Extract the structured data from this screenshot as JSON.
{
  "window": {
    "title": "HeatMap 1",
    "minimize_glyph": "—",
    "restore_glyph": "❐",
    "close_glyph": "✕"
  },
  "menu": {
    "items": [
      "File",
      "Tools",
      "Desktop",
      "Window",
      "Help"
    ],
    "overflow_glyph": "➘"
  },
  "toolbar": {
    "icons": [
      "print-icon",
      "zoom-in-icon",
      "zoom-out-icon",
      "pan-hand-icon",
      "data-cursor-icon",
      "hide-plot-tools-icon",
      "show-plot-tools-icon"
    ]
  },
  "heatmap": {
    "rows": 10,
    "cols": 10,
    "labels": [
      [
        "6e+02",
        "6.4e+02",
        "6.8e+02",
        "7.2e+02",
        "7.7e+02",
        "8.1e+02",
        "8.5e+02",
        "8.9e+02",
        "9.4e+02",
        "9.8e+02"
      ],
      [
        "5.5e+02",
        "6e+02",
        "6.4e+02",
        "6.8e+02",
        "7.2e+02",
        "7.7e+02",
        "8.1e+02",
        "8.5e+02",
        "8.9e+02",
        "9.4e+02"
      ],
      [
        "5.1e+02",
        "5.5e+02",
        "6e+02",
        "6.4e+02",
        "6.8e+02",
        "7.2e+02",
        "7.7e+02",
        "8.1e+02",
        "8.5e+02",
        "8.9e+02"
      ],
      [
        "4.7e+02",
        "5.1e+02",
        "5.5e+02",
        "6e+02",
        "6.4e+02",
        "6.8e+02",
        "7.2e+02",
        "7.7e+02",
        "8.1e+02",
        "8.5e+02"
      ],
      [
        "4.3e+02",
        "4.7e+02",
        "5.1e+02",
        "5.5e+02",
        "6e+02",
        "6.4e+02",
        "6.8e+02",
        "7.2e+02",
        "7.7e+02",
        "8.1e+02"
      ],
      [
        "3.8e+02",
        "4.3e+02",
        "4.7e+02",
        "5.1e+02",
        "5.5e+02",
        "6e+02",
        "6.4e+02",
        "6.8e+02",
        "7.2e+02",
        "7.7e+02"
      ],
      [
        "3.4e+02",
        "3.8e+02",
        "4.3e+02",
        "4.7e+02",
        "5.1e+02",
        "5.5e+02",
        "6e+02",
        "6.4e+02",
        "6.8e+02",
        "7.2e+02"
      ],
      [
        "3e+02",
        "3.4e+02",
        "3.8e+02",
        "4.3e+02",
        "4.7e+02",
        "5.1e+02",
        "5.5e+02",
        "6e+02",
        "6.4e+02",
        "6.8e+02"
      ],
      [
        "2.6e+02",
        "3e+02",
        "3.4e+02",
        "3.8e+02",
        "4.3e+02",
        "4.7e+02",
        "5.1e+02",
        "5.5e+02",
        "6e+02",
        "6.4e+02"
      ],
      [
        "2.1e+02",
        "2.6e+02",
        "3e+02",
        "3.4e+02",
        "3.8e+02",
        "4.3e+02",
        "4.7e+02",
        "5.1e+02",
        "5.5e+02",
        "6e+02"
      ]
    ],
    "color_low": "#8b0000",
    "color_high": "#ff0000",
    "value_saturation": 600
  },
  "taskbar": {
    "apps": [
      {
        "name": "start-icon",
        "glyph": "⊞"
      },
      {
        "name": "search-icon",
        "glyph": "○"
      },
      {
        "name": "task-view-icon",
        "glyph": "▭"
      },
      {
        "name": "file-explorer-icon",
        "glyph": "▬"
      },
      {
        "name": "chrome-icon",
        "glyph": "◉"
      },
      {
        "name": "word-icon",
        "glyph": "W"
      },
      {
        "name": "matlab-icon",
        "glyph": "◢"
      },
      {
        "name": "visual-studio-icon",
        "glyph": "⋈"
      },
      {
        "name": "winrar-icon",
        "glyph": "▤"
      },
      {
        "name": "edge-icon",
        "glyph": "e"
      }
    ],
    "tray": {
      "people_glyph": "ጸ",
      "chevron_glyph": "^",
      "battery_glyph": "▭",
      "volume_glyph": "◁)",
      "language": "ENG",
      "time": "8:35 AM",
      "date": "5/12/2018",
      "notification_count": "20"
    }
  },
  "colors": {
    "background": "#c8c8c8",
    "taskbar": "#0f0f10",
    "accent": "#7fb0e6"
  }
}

+ + + + + + +

TO BE DONE:
Wherever the string "plot" appears in the entries above, list that line.

TASK OUTPUT:
      "hide-plot-tools-icon",
      "show-plot-tools-icon"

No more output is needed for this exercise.